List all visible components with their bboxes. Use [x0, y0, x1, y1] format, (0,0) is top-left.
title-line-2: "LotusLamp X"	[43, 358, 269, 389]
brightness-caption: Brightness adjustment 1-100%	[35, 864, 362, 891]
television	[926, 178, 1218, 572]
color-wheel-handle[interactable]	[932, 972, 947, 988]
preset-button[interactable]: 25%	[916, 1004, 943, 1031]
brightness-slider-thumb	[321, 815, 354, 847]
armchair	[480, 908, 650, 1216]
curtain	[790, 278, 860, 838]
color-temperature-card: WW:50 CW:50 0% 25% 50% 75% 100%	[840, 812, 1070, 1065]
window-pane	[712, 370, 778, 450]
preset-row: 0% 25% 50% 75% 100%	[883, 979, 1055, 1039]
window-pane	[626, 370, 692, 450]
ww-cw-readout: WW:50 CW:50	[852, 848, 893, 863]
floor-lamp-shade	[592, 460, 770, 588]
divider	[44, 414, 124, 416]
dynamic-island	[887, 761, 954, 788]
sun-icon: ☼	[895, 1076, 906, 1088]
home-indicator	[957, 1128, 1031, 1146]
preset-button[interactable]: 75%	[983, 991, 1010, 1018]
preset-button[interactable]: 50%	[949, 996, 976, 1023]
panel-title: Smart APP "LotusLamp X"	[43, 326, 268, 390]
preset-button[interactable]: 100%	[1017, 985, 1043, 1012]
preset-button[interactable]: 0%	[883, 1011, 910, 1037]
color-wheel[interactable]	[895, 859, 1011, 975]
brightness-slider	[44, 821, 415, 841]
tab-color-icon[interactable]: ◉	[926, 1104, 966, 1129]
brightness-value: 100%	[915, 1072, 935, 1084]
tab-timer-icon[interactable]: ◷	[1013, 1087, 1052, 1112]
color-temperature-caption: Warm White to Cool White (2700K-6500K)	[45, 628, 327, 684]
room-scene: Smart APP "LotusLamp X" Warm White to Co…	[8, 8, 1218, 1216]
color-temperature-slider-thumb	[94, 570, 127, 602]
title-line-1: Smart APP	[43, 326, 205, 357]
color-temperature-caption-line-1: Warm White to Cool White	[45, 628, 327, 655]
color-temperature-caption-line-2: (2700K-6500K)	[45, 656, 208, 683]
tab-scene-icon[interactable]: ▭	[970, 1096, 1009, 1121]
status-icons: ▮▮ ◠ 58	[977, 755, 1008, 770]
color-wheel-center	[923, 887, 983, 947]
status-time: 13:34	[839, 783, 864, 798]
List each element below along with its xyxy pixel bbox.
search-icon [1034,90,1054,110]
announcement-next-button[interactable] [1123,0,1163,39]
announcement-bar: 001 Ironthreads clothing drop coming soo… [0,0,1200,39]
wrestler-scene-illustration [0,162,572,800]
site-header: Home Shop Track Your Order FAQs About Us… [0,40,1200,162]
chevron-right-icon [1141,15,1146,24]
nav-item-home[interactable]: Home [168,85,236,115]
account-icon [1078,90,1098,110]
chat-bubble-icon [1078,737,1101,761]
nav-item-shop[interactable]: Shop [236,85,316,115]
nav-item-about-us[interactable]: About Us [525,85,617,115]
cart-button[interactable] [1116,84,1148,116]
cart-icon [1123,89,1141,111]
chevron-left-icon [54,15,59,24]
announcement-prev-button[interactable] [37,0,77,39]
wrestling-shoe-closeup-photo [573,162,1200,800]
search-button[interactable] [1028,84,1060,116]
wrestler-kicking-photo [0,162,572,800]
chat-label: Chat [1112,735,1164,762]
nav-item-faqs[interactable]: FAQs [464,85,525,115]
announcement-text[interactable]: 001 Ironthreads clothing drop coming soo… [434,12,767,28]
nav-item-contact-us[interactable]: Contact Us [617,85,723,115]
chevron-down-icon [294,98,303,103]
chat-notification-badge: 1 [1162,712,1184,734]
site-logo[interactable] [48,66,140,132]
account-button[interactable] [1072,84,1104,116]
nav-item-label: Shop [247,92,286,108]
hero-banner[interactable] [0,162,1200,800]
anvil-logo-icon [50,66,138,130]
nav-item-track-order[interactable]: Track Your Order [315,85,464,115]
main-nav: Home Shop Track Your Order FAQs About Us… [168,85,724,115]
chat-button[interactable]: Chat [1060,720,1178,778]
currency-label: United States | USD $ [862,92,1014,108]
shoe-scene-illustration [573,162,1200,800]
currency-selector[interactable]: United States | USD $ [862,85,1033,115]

────────────────────────────────────────

▶ **Stated goal**
Can you print the records above verbatim, starting with the very first line and ending with the line that contains "326, 205, 357]", both of those lines included?

▶ **Task result**
List all visible components with their bboxes. Use [x0, y0, x1, y1] format, (0,0) is top-left.
title-line-2: "LotusLamp X"	[43, 358, 269, 389]
brightness-caption: Brightness adjustment 1-100%	[35, 864, 362, 891]
television	[926, 178, 1218, 572]
color-wheel-handle[interactable]	[932, 972, 947, 988]
preset-button[interactable]: 25%	[916, 1004, 943, 1031]
brightness-slider-thumb	[321, 815, 354, 847]
armchair	[480, 908, 650, 1216]
curtain	[790, 278, 860, 838]
color-temperature-card: WW:50 CW:50 0% 25% 50% 75% 100%	[840, 812, 1070, 1065]
window-pane	[712, 370, 778, 450]
preset-row: 0% 25% 50% 75% 100%	[883, 979, 1055, 1039]
window-pane	[626, 370, 692, 450]
ww-cw-readout: WW:50 CW:50	[852, 848, 893, 863]
floor-lamp-shade	[592, 460, 770, 588]
divider	[44, 414, 124, 416]
dynamic-island	[887, 761, 954, 788]
sun-icon: ☼	[895, 1076, 906, 1088]
home-indicator	[957, 1128, 1031, 1146]
preset-button[interactable]: 75%	[983, 991, 1010, 1018]
preset-button[interactable]: 50%	[949, 996, 976, 1023]
panel-title: Smart APP "LotusLamp X"	[43, 326, 268, 390]
preset-button[interactable]: 100%	[1017, 985, 1043, 1012]
preset-button[interactable]: 0%	[883, 1011, 910, 1037]
color-wheel[interactable]	[895, 859, 1011, 975]
brightness-slider	[44, 821, 415, 841]
tab-color-icon[interactable]: ◉	[926, 1104, 966, 1129]
brightness-value: 100%	[915, 1072, 935, 1084]
tab-timer-icon[interactable]: ◷	[1013, 1087, 1052, 1112]
color-temperature-caption: Warm White to Cool White (2700K-6500K)	[45, 628, 327, 684]
room-scene: Smart APP "LotusLamp X" Warm White to Co…	[8, 8, 1218, 1216]
color-temperature-slider-thumb	[94, 570, 127, 602]
title-line-1: Smart APP	[43, 326, 205, 357]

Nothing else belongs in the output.